From the records, pick out and copy each line containing "heat".

####################

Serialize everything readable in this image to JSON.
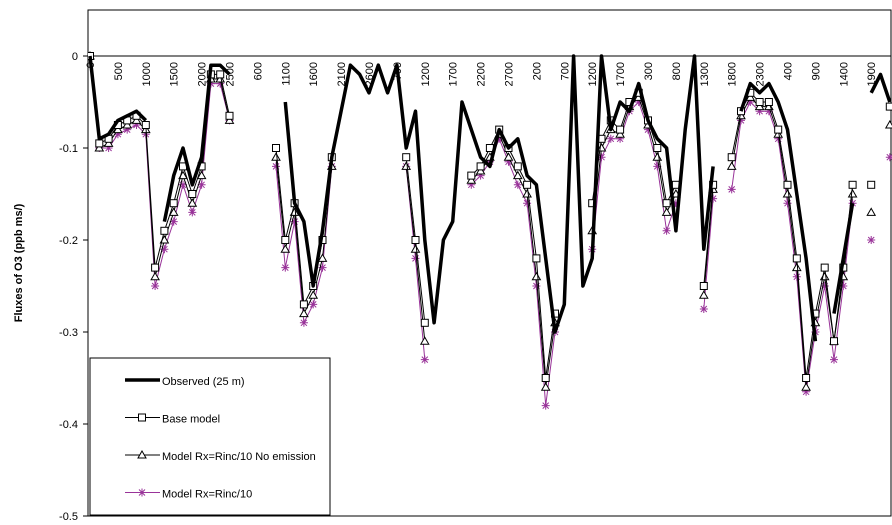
{
  "chart_data": {
    "type": "line",
    "y_label": "Fluxes of O3 (ppb ms/)",
    "ylim": [
      -0.5,
      0.05
    ],
    "yticks": [
      -0.5,
      -0.4,
      -0.3,
      -0.2,
      -0.1,
      0
    ],
    "grid": false,
    "legend": "bottom-left",
    "categories": [
      "0",
      null,
      null,
      "500",
      null,
      null,
      "1000",
      null,
      null,
      "1500",
      null,
      null,
      "2000",
      null,
      null,
      "2500",
      null,
      null,
      "600",
      null,
      null,
      "1100",
      null,
      null,
      "1600",
      null,
      null,
      "2100",
      null,
      null,
      "2600",
      null,
      null,
      "700",
      null,
      null,
      "1200",
      null,
      null,
      "1700",
      null,
      null,
      "2200",
      null,
      null,
      "2700",
      null,
      null,
      "200",
      null,
      null,
      "700",
      null,
      null,
      "1200",
      null,
      null,
      "1700",
      null,
      null,
      "300",
      null,
      null,
      "800",
      null,
      null,
      "1300",
      null,
      null,
      "1800",
      null,
      null,
      "2300",
      null,
      null,
      "400",
      null,
      null,
      "900",
      null,
      null,
      "1400",
      null,
      null,
      "1900",
      null,
      null
    ],
    "series": [
      {
        "name": "Observed (25 m)",
        "color": "#000000",
        "values": [
          0,
          -0.09,
          -0.085,
          -0.07,
          -0.065,
          -0.06,
          -0.07,
          null,
          -0.18,
          -0.13,
          -0.1,
          -0.14,
          -0.11,
          -0.01,
          -0.01,
          -0.02,
          null,
          null,
          null,
          null,
          null,
          -0.05,
          -0.16,
          -0.18,
          -0.25,
          -0.19,
          -0.11,
          -0.06,
          -0.01,
          -0.02,
          -0.04,
          -0.01,
          -0.04,
          -0.01,
          -0.1,
          -0.06,
          -0.2,
          -0.29,
          -0.2,
          -0.18,
          -0.05,
          -0.08,
          -0.11,
          -0.12,
          -0.08,
          -0.1,
          -0.09,
          -0.13,
          -0.14,
          -0.22,
          -0.3,
          -0.27,
          0,
          -0.25,
          -0.22,
          0,
          -0.08,
          -0.05,
          -0.06,
          -0.03,
          -0.07,
          -0.09,
          -0.1,
          -0.19,
          -0.08,
          0,
          -0.21,
          -0.12,
          null,
          null,
          -0.06,
          -0.03,
          -0.04,
          -0.03,
          -0.05,
          -0.08,
          -0.15,
          -0.22,
          -0.31,
          null,
          -0.28,
          -0.22,
          -0.16,
          null,
          -0.04,
          -0.02,
          -0.05
        ]
      },
      {
        "name": "Base model",
        "color": "#000000",
        "marker": "square",
        "values": [
          0,
          -0.095,
          -0.09,
          -0.075,
          -0.07,
          -0.065,
          -0.075,
          -0.23,
          -0.19,
          -0.16,
          -0.12,
          -0.15,
          -0.12,
          -0.02,
          -0.02,
          -0.065,
          null,
          null,
          null,
          null,
          -0.1,
          -0.2,
          -0.16,
          -0.27,
          -0.25,
          -0.2,
          -0.11,
          null,
          null,
          null,
          null,
          null,
          null,
          null,
          -0.11,
          -0.2,
          -0.29,
          null,
          null,
          null,
          null,
          -0.13,
          -0.12,
          -0.1,
          -0.08,
          -0.1,
          -0.12,
          -0.14,
          -0.22,
          -0.35,
          -0.28,
          null,
          null,
          null,
          -0.16,
          -0.09,
          -0.07,
          -0.08,
          -0.05,
          -0.04,
          -0.07,
          -0.1,
          -0.16,
          -0.14,
          null,
          null,
          -0.25,
          -0.14,
          null,
          -0.11,
          -0.06,
          -0.04,
          -0.05,
          -0.05,
          -0.08,
          -0.14,
          -0.22,
          -0.35,
          -0.28,
          -0.23,
          -0.31,
          -0.23,
          -0.14,
          null,
          -0.14,
          null,
          -0.055
        ]
      },
      {
        "name": "Model Rx=Rinc/10 No emission",
        "color": "#000000",
        "marker": "triangle",
        "values": [
          0,
          -0.1,
          -0.095,
          -0.08,
          -0.075,
          -0.07,
          -0.08,
          -0.24,
          -0.2,
          -0.17,
          -0.13,
          -0.16,
          -0.13,
          -0.025,
          -0.025,
          -0.07,
          null,
          null,
          null,
          null,
          -0.11,
          -0.21,
          -0.17,
          -0.28,
          -0.26,
          -0.22,
          -0.12,
          null,
          null,
          null,
          null,
          null,
          null,
          null,
          -0.12,
          -0.21,
          -0.31,
          null,
          null,
          null,
          null,
          -0.135,
          -0.125,
          -0.11,
          -0.085,
          -0.11,
          -0.13,
          -0.15,
          -0.24,
          -0.36,
          -0.29,
          null,
          null,
          null,
          -0.19,
          -0.1,
          -0.08,
          -0.085,
          -0.055,
          -0.045,
          -0.075,
          -0.11,
          -0.17,
          -0.15,
          null,
          null,
          -0.26,
          -0.145,
          null,
          -0.12,
          -0.065,
          -0.045,
          -0.055,
          -0.055,
          -0.085,
          -0.15,
          -0.23,
          -0.36,
          -0.29,
          -0.24,
          -0.31,
          -0.24,
          -0.15,
          null,
          -0.17,
          null,
          -0.075
        ]
      },
      {
        "name": "Model Rx=Rinc/10",
        "color": "#993399",
        "marker": "asterisk",
        "values": [
          0,
          -0.1,
          -0.1,
          -0.085,
          -0.08,
          -0.075,
          -0.085,
          -0.25,
          -0.21,
          -0.18,
          -0.14,
          -0.17,
          -0.14,
          -0.03,
          -0.03,
          -0.07,
          null,
          null,
          null,
          null,
          -0.12,
          -0.23,
          -0.18,
          -0.29,
          -0.27,
          -0.23,
          -0.12,
          null,
          null,
          null,
          null,
          null,
          null,
          null,
          -0.12,
          -0.22,
          -0.33,
          null,
          null,
          null,
          null,
          -0.14,
          -0.13,
          -0.115,
          -0.09,
          -0.115,
          -0.14,
          -0.16,
          -0.25,
          -0.38,
          -0.3,
          null,
          null,
          null,
          -0.21,
          -0.11,
          -0.09,
          -0.09,
          -0.06,
          -0.05,
          -0.08,
          -0.12,
          -0.19,
          -0.16,
          null,
          null,
          -0.275,
          -0.155,
          null,
          -0.145,
          -0.07,
          -0.05,
          -0.06,
          -0.06,
          -0.09,
          -0.16,
          -0.24,
          -0.365,
          -0.3,
          -0.25,
          -0.33,
          -0.25,
          -0.16,
          null,
          -0.2,
          null,
          -0.11
        ]
      }
    ]
  }
}
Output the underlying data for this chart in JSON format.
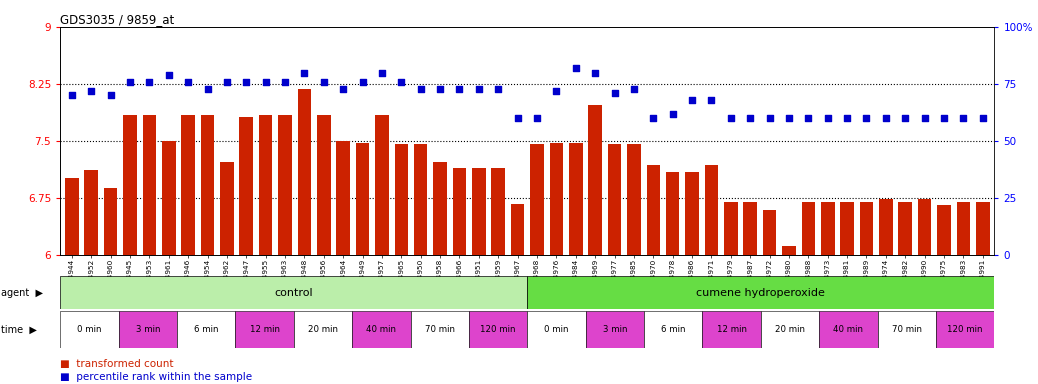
{
  "title": "GDS3035 / 9859_at",
  "gsm_labels": [
    "GSM184944",
    "GSM184952",
    "GSM184960",
    "GSM184945",
    "GSM184953",
    "GSM184961",
    "GSM184946",
    "GSM184954",
    "GSM184962",
    "GSM184947",
    "GSM184955",
    "GSM184963",
    "GSM184948",
    "GSM184956",
    "GSM184964",
    "GSM184949",
    "GSM184957",
    "GSM184965",
    "GSM184950",
    "GSM184958",
    "GSM184966",
    "GSM184951",
    "GSM184959",
    "GSM184967",
    "GSM184968",
    "GSM184976",
    "GSM184984",
    "GSM184969",
    "GSM184977",
    "GSM184985",
    "GSM184970",
    "GSM184978",
    "GSM184986",
    "GSM184971",
    "GSM184979",
    "GSM184987",
    "GSM184972",
    "GSM184980",
    "GSM184988",
    "GSM184973",
    "GSM184981",
    "GSM184989",
    "GSM184974",
    "GSM184982",
    "GSM184990",
    "GSM184975",
    "GSM184983",
    "GSM184991"
  ],
  "bar_values": [
    7.02,
    7.12,
    6.88,
    7.84,
    7.84,
    7.5,
    7.84,
    7.84,
    7.22,
    7.82,
    7.84,
    7.84,
    8.18,
    7.84,
    7.5,
    7.48,
    7.84,
    7.46,
    7.46,
    7.22,
    7.15,
    7.15,
    7.15,
    6.68,
    7.46,
    7.48,
    7.48,
    7.98,
    7.46,
    7.46,
    7.18,
    7.1,
    7.1,
    7.18,
    6.7,
    6.7,
    6.6,
    6.12,
    6.7,
    6.7,
    6.7,
    6.7,
    6.74,
    6.7,
    6.74,
    6.66,
    6.7,
    6.7
  ],
  "percentile_values": [
    70,
    72,
    70,
    76,
    76,
    79,
    76,
    73,
    76,
    76,
    76,
    76,
    80,
    76,
    73,
    76,
    80,
    76,
    73,
    73,
    73,
    73,
    73,
    60,
    60,
    72,
    82,
    80,
    71,
    73,
    60,
    62,
    68,
    68,
    60,
    60,
    60,
    60,
    60,
    60,
    60,
    60,
    60,
    60,
    60,
    60,
    60,
    60
  ],
  "bar_color": "#cc2200",
  "dot_color": "#0000cc",
  "control_bg": "#aaddaa",
  "cumene_bg": "#44cc44",
  "time_labels": [
    "0 min",
    "3 min",
    "6 min",
    "12 min",
    "20 min",
    "40 min",
    "70 min",
    "120 min"
  ],
  "time_colors": [
    "#ffccff",
    "#ee66ee",
    "#ffccff",
    "#ee66ee",
    "#ffccff",
    "#ee66ee",
    "#ffccff",
    "#ee66ee"
  ],
  "ylim_left": [
    6,
    9
  ],
  "ylim_right": [
    0,
    100
  ],
  "yticks_left": [
    6,
    6.75,
    7.5,
    8.25,
    9
  ],
  "yticks_right": [
    0,
    25,
    50,
    75,
    100
  ]
}
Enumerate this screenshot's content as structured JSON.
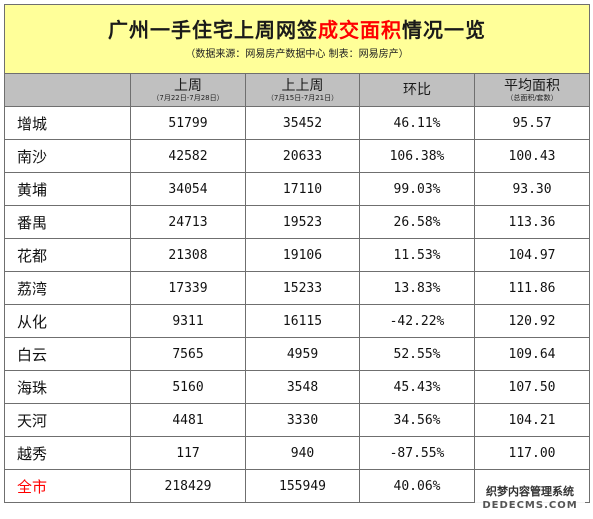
{
  "title": {
    "part1": "广州一手住宅上周网签",
    "highlight": "成交面积",
    "part2": "情况一览"
  },
  "subtitle": "（数据来源：网易房产数据中心 制表：网易房产）",
  "columns": [
    {
      "label": "",
      "sub": ""
    },
    {
      "label": "上周",
      "sub": "（7月22日-7月28日）"
    },
    {
      "label": "上上周",
      "sub": "（7月15日-7月21日）"
    },
    {
      "label": "环比",
      "sub": ""
    },
    {
      "label": "平均面积",
      "sub": "（总面积/套数）"
    }
  ],
  "rows": [
    {
      "name": "增城",
      "last_week": "51799",
      "prev_week": "35452",
      "change": "46.11%",
      "avg_area": "95.57"
    },
    {
      "name": "南沙",
      "last_week": "42582",
      "prev_week": "20633",
      "change": "106.38%",
      "avg_area": "100.43"
    },
    {
      "name": "黄埔",
      "last_week": "34054",
      "prev_week": "17110",
      "change": "99.03%",
      "avg_area": "93.30"
    },
    {
      "name": "番禺",
      "last_week": "24713",
      "prev_week": "19523",
      "change": "26.58%",
      "avg_area": "113.36"
    },
    {
      "name": "花都",
      "last_week": "21308",
      "prev_week": "19106",
      "change": "11.53%",
      "avg_area": "104.97"
    },
    {
      "name": "荔湾",
      "last_week": "17339",
      "prev_week": "15233",
      "change": "13.83%",
      "avg_area": "111.86"
    },
    {
      "name": "从化",
      "last_week": "9311",
      "prev_week": "16115",
      "change": "-42.22%",
      "avg_area": "120.92"
    },
    {
      "name": "白云",
      "last_week": "7565",
      "prev_week": "4959",
      "change": "52.55%",
      "avg_area": "109.64"
    },
    {
      "name": "海珠",
      "last_week": "5160",
      "prev_week": "3548",
      "change": "45.43%",
      "avg_area": "107.50"
    },
    {
      "name": "天河",
      "last_week": "4481",
      "prev_week": "3330",
      "change": "34.56%",
      "avg_area": "104.21"
    },
    {
      "name": "越秀",
      "last_week": "117",
      "prev_week": "940",
      "change": "-87.55%",
      "avg_area": "117.00"
    }
  ],
  "total": {
    "name": "全市",
    "last_week": "218429",
    "prev_week": "155949",
    "change": "40.06%",
    "avg_area": ""
  },
  "watermark": {
    "line1": "织梦内容管理系统",
    "line2": "DEDECMS.COM"
  },
  "colors": {
    "title_bg": "#ffff99",
    "header_bg": "#c0c0c0",
    "highlight": "#ff0000",
    "border": "#6f6f6f"
  }
}
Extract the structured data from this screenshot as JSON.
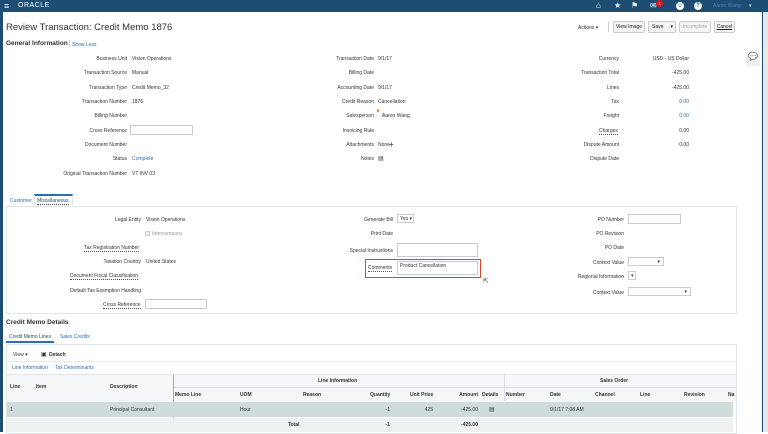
{
  "header": {
    "brand": "ORACLE",
    "notification_count": "1",
    "user": "Aaron Wang"
  },
  "page": {
    "title": "Review Transaction: Credit Memo 1876",
    "actions": "Actions",
    "view_image": "View Image",
    "save": "Save",
    "incomplete": "Incomplete",
    "cancel": "Cancel"
  },
  "general": {
    "title": "General Information",
    "show_less": "Show Less",
    "col1": [
      [
        "Business Unit",
        "Vision Operations"
      ],
      [
        "Transaction Source",
        "Manual"
      ],
      [
        "Transaction Type",
        "Credit Memo_32"
      ],
      [
        "Transaction Number",
        "1876"
      ],
      [
        "Billing Number",
        ""
      ],
      [
        "Cross Reference",
        ""
      ],
      [
        "Document Number",
        ""
      ],
      [
        "Status",
        "Complete"
      ],
      [
        "Original Transaction Number",
        "VT INV 03"
      ]
    ],
    "col2": [
      [
        "Transaction Date",
        "9/1/17"
      ],
      [
        "Billing Date",
        ""
      ],
      [
        "Accounting Date",
        "9/1/17"
      ],
      [
        "Credit Reason",
        "Cancellation"
      ],
      [
        "Salesperson",
        "Aaron Wang"
      ],
      [
        "Invoicing Rule",
        ""
      ],
      [
        "Attachments",
        "None"
      ],
      [
        "Notes",
        ""
      ]
    ],
    "col3": [
      [
        "Currency",
        "USD - US Dollar"
      ],
      [
        "Transaction Total",
        "-425.00"
      ],
      [
        "Lines",
        "-425.00"
      ],
      [
        "Tax",
        "0.00"
      ],
      [
        "Freight",
        "0.00"
      ],
      [
        "Charges",
        "0.00"
      ],
      [
        "Dispute Amount",
        "0.00"
      ],
      [
        "Dispute Date",
        ""
      ]
    ]
  },
  "misc": {
    "tabs": [
      "Customer",
      "Miscellaneous"
    ],
    "legal_entity_label": "Legal Entity",
    "legal_entity": "Vision Operations",
    "intercompany": "Intercompany",
    "tax_reg": "Tax Registration Number",
    "taxation_country_label": "Taxation Country",
    "taxation_country": "United States",
    "doc_fiscal": "Document Fiscal Classification",
    "default_tax": "Default Tax Exemption Handling",
    "cross_ref": "Cross Reference",
    "generate_bill_label": "Generate Bill",
    "generate_bill": "Yes",
    "print_date": "Print Date",
    "special_instructions": "Special Instructions",
    "comments_label": "Comments",
    "comments": "Product Cancellation",
    "po_number": "PO Number",
    "po_revision": "PO Revision",
    "po_date": "PO Date",
    "context_value": "Context Value",
    "regional_info": "Regional Information"
  },
  "details": {
    "title": "Credit Memo Details",
    "tabs": [
      "Credit Memo Lines",
      "Sales Credits"
    ],
    "view": "View",
    "detach": "Detach",
    "subtabs": [
      "Line Information",
      "Tax Determinants"
    ],
    "group_headers": [
      "Line Information",
      "Sales Order"
    ],
    "columns": [
      "Line",
      "Item",
      "Description",
      "Memo Line",
      "UOM",
      "Reason",
      "Quantity",
      "Unit Price",
      "Amount",
      "Details",
      "Number",
      "Date",
      "Channel",
      "Line",
      "Revision",
      "Na"
    ],
    "row": {
      "line": "1",
      "item": "",
      "description": "Principal Consultant",
      "memo_line": "",
      "uom": "Hour",
      "reason": "",
      "quantity": "-1",
      "unit_price": "425",
      "amount": "-425.00",
      "date": "9/1/17 7:08 AM"
    },
    "total": {
      "label": "Total",
      "quantity": "-1",
      "amount": "-425.00"
    }
  },
  "colors": {
    "header": "#1d4d72",
    "link": "#2a6fb3",
    "highlight": "#e0432b",
    "row": "#cfdcdc"
  }
}
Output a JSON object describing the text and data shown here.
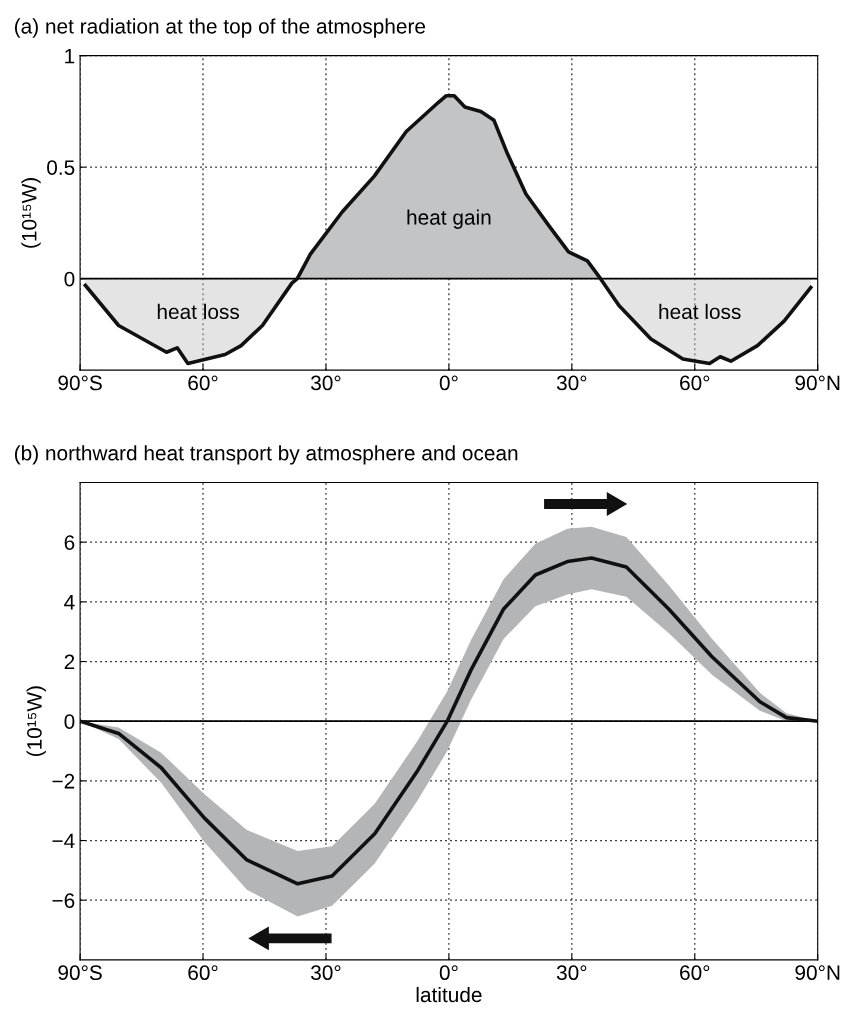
{
  "chart_data": [
    {
      "type": "area",
      "title": "(a) net radiation at the top of the atmosphere",
      "ylabel": "(10¹⁵W)",
      "xlim": [
        -90,
        90
      ],
      "ylim": [
        -0.41,
        1
      ],
      "xticks": [
        {
          "value": -90,
          "label": "90°S"
        },
        {
          "value": -60,
          "label": "60°"
        },
        {
          "value": -30,
          "label": "30°"
        },
        {
          "value": 0,
          "label": "0°"
        },
        {
          "value": 30,
          "label": "30°"
        },
        {
          "value": 60,
          "label": "60°"
        },
        {
          "value": 90,
          "label": "90°N"
        }
      ],
      "yticks": [
        0,
        0.5,
        1
      ],
      "grid": true,
      "legend": false,
      "ref_lines": [
        {
          "axis": "y",
          "value": 0,
          "color": "#000000"
        }
      ],
      "annotations": [
        "heat gain",
        "heat loss",
        "heat loss"
      ],
      "series": [
        {
          "color": "#c3c4c6",
          "x": [
            -88.7,
            -80.6,
            -68.9,
            -66.3,
            -63.7,
            -54.6,
            -50.7,
            -45.5,
            -38.3,
            -37,
            -33.8,
            -26,
            -18.2,
            -10.4,
            -2.6,
            -0.7,
            1.3,
            3.9,
            7.8,
            11,
            14.3,
            18.8,
            24.7,
            29.2,
            33.8,
            37,
            41.5,
            49.3,
            57.1,
            63.6,
            66.2,
            68.8,
            75.3,
            81.8,
            88.3
          ],
          "values": [
            -0.03,
            -0.21,
            -0.33,
            -0.31,
            -0.38,
            -0.34,
            -0.3,
            -0.21,
            -0.02,
            0,
            0.11,
            0.3,
            0.46,
            0.66,
            0.79,
            0.82,
            0.82,
            0.77,
            0.75,
            0.71,
            0.56,
            0.38,
            0.23,
            0.12,
            0.08,
            0,
            -0.12,
            -0.27,
            -0.36,
            -0.38,
            -0.35,
            -0.37,
            -0.3,
            -0.19,
            -0.04
          ]
        }
      ]
    },
    {
      "type": "line",
      "title": "(b) northward heat transport by atmosphere and ocean",
      "ylabel": "(10¹⁵W)",
      "xlabel": "latitude",
      "xlim": [
        -90,
        90
      ],
      "ylim": [
        -8,
        8
      ],
      "xticks": [
        {
          "value": -90,
          "label": "90°S"
        },
        {
          "value": -60,
          "label": "60°"
        },
        {
          "value": -30,
          "label": "30°"
        },
        {
          "value": 0,
          "label": "0°"
        },
        {
          "value": 30,
          "label": "30°"
        },
        {
          "value": 60,
          "label": "60°"
        },
        {
          "value": 90,
          "label": "90°N"
        }
      ],
      "yticks": [
        {
          "value": -6,
          "label": "−6"
        },
        {
          "value": -4,
          "label": "−4"
        },
        {
          "value": -2,
          "label": "−2"
        },
        0,
        2,
        4,
        6
      ],
      "grid": true,
      "legend": false,
      "ref_lines": [
        {
          "axis": "y",
          "value": 0,
          "color": "#000000"
        }
      ],
      "series": [
        {
          "color": "#111111",
          "x": [
            -90,
            -80.6,
            -70.2,
            -59.7,
            -49.3,
            -36.9,
            -28.5,
            -18.1,
            -7.6,
            -0.4,
            5.4,
            13.3,
            21.1,
            28.9,
            34.8,
            43.3,
            53.7,
            64.2,
            75.9,
            82.4,
            90
          ],
          "values": [
            0,
            -0.41,
            -1.56,
            -3.24,
            -4.65,
            -5.45,
            -5.19,
            -3.77,
            -1.65,
            0,
            1.72,
            3.75,
            4.9,
            5.35,
            5.47,
            5.17,
            3.75,
            2.16,
            0.65,
            0.12,
            0
          ],
          "lower": [
            0,
            -0.6,
            -2.06,
            -4.04,
            -5.65,
            -6.55,
            -6.19,
            -4.77,
            -2.65,
            -1.0,
            0.72,
            2.75,
            3.85,
            4.25,
            4.42,
            4.17,
            2.95,
            1.56,
            0.35,
            0.0,
            0
          ],
          "upper": [
            0,
            -0.21,
            -1.06,
            -2.44,
            -3.65,
            -4.35,
            -4.19,
            -2.77,
            -0.65,
            1.0,
            2.72,
            4.75,
            5.95,
            6.45,
            6.52,
            6.17,
            4.55,
            2.76,
            0.95,
            0.27,
            0
          ]
        }
      ]
    }
  ]
}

####################

§ **REPLY TO THE EXERCISE**:
        "heat gain",
        "heat loss",
        "heat loss"
      "title": "(b) northward heat transport by atmosphere and ocean",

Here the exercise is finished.